======== Material shown

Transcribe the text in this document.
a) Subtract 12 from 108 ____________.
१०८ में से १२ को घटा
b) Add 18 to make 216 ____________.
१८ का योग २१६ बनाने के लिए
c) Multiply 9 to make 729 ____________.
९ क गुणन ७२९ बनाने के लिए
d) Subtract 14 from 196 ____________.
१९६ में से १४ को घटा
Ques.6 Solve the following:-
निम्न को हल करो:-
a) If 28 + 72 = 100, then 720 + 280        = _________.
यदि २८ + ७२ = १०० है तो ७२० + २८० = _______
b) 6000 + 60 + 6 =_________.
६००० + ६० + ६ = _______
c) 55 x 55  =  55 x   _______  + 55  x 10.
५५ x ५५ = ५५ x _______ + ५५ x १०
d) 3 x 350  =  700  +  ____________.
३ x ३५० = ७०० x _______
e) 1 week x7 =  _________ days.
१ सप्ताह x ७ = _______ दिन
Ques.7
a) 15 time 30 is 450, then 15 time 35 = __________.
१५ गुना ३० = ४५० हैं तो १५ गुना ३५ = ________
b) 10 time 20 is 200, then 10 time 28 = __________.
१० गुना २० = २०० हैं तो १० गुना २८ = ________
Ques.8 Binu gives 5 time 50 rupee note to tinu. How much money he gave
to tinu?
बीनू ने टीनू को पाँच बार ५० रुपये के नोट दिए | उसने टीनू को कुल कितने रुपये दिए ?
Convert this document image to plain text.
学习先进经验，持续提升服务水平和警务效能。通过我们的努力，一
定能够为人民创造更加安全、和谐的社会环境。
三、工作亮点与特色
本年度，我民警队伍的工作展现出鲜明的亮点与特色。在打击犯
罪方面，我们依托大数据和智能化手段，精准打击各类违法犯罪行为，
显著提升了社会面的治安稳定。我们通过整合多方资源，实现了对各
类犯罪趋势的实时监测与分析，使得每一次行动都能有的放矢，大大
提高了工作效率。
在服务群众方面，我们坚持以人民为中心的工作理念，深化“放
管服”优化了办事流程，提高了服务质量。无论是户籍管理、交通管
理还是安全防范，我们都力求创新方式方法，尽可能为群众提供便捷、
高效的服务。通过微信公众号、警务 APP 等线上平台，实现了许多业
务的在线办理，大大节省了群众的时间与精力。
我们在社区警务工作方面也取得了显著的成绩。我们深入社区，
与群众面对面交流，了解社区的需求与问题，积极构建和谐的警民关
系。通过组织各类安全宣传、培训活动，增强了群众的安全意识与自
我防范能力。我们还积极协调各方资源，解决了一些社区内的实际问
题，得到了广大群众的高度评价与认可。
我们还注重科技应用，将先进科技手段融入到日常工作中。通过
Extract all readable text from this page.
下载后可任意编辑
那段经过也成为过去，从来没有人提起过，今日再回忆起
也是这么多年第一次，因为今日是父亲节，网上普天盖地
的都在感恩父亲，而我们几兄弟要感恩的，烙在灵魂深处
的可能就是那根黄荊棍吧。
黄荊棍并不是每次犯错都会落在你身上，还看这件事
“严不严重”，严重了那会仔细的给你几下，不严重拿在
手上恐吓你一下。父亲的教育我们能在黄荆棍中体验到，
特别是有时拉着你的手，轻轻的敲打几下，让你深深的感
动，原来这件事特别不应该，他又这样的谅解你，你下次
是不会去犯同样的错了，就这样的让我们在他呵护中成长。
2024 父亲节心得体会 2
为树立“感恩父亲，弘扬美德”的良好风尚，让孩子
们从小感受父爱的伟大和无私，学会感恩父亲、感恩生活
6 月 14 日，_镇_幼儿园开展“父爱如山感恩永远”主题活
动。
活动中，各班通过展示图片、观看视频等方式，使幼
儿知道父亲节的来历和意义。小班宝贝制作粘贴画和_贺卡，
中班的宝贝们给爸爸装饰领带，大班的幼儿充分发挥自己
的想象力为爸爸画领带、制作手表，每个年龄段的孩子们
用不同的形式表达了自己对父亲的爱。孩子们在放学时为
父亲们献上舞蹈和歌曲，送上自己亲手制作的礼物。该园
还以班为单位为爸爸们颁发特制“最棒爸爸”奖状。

================

= Stated exercise =
Copy all the lines, exactly.

= Task answer =
Transcribe the text in this document.
a) Subtract 12 from 108 ____________.
१०८ में से १२ को घटा
b) Add 18 to make 216 ____________.
१८ का योग २१६ बनाने के लिए
c) Multiply 9 to make 729 ____________.
९ क गुणन ७२९ बनाने के लिए
d) Subtract 14 from 196 ____________.
१९६ में से १४ को घटा
Ques.6 Solve the following:-
निम्न को हल करो:-
a) If 28 + 72 = 100, then 720 + 280        = _________.
यदि २८ + ७२ = १०० है तो ७२० + २८० = _______
b) 6000 + 60 + 6 =_________.
६००० + ६० + ६ = _______
c) 55 x 55  =  55 x   _______  + 55  x 10.
५५ x ५५ = ५५ x _______ + ५५ x १०
d) 3 x 350  =  700  +  ____________.
३ x ३५० = ७०० x _______
e) 1 week x7 =  _________ days.
१ सप्ताह x ७ = _______ दिन
Ques.7
a) 15 time 30 is 450, then 15 time 35 = __________.
१५ गुना ३० = ४५० हैं तो १५ गुना ३५ = ________
b) 10 time 20 is 200, then 10 time 28 = __________.
१० गुना २० = २०० हैं तो १० गुना २८ = ________
Ques.8 Binu gives 5 time 50 rupee note to tinu. How much money he gave
to tinu?
बीनू ने टीनू को पाँच बार ५० रुपये के नोट दिए | उसने टीनू को कुल कितने रुपये दिए ?
Convert this document image to plain text.
学习先进经验，持续提升服务水平和警务效能。通过我们的努力，一
定能够为人民创造更加安全、和谐的社会环境。
三、工作亮点与特色
本年度，我民警队伍的工作展现出鲜明的亮点与特色。在打击犯
罪方面，我们依托大数据和智能化手段，精准打击各类违法犯罪行为，
显著提升了社会面的治安稳定。我们通过整合多方资源，实现了对各
类犯罪趋势的实时监测与分析，使得每一次行动都能有的放矢，大大
提高了工作效率。
在服务群众方面，我们坚持以人民为中心的工作理念，深化“放
管服”优化了办事流程，提高了服务质量。无论是户籍管理、交通管
理还是安全防范，我们都力求创新方式方法，尽可能为群众提供便捷、
高效的服务。通过微信公众号、警务 APP 等线上平台，实现了许多业
务的在线办理，大大节省了群众的时间与精力。
我们在社区警务工作方面也取得了显著的成绩。我们深入社区，
与群众面对面交流，了解社区的需求与问题，积极构建和谐的警民关
系。通过组织各类安全宣传、培训活动，增强了群众的安全意识与自
我防范能力。我们还积极协调各方资源，解决了一些社区内的实际问
题，得到了广大群众的高度评价与认可。
我们还注重科技应用，将先进科技手段融入到日常工作中。通过
Extract all readable text from this page.
下载后可任意编辑
那段经过也成为过去，从来没有人提起过，今日再回忆起
也是这么多年第一次，因为今日是父亲节，网上普天盖地
的都在感恩父亲，而我们几兄弟要感恩的，烙在灵魂深处
的可能就是那根黄荊棍吧。
黄荊棍并不是每次犯错都会落在你身上，还看这件事
“严不严重”，严重了那会仔细的给你几下，不严重拿在
手上恐吓你一下。父亲的教育我们能在黄荆棍中体验到，
特别是有时拉着你的手，轻轻的敲打几下，让你深深的感
动，原来这件事特别不应该，他又这样的谅解你，你下次
是不会去犯同样的错了，就这样的让我们在他呵护中成长。
2024 父亲节心得体会 2
为树立“感恩父亲，弘扬美德”的良好风尚，让孩子
们从小感受父爱的伟大和无私，学会感恩父亲、感恩生活
6 月 14 日，_镇_幼儿园开展“父爱如山感恩永远”主题活
动。
活动中，各班通过展示图片、观看视频等方式，使幼
儿知道父亲节的来历和意义。小班宝贝制作粘贴画和_贺卡，
中班的宝贝们给爸爸装饰领带，大班的幼儿充分发挥自己
的想象力为爸爸画领带、制作手表，每个年龄段的孩子们
用不同的形式表达了自己对父亲的爱。孩子们在放学时为
父亲们献上舞蹈和歌曲，送上自己亲手制作的礼物。该园
还以班为单位为爸爸们颁发特制“最棒爸爸”奖状。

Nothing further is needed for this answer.